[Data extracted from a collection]
↓
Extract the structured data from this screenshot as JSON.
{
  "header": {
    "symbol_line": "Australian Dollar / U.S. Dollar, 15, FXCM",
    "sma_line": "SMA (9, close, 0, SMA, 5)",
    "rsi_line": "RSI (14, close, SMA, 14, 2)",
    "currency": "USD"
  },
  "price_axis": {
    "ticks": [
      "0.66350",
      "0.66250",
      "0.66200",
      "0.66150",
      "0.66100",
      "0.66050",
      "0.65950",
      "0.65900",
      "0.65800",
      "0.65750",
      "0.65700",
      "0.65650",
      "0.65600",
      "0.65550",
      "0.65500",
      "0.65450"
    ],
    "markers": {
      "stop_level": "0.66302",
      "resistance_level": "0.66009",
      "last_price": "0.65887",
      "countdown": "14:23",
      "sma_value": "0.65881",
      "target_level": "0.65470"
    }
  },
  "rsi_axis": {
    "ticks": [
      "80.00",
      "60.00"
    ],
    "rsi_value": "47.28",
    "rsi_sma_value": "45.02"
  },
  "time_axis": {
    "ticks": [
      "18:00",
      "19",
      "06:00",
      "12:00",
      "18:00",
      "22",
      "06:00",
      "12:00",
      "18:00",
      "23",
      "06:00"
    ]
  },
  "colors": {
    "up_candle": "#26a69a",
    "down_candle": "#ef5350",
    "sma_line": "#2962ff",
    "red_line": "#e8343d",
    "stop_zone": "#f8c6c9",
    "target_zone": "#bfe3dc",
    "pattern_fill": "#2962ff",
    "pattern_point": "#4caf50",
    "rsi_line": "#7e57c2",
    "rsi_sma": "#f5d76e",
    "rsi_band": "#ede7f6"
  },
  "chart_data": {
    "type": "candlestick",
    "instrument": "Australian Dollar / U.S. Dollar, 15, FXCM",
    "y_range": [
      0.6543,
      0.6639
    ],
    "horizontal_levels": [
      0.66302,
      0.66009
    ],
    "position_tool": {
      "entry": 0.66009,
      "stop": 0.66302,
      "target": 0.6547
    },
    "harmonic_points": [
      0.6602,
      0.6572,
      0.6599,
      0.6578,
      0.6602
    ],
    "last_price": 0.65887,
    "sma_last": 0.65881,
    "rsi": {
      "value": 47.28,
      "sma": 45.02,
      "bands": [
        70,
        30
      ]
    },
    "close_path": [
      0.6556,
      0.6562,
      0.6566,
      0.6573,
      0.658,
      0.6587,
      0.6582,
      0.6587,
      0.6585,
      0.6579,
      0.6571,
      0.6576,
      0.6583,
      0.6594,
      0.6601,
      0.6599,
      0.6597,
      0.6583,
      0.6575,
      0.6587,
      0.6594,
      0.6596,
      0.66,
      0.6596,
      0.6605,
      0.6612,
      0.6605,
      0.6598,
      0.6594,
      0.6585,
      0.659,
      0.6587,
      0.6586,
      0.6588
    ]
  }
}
↑
* _WORK REQUIRED_
Where a line holds "Dollar", copy that line.

* _TASK RESULT_
    "symbol_line": "Australian Dollar / U.S. Dollar, 15, FXCM",
    "instrument": "Australian Dollar / U.S. Dollar, 15, FXCM",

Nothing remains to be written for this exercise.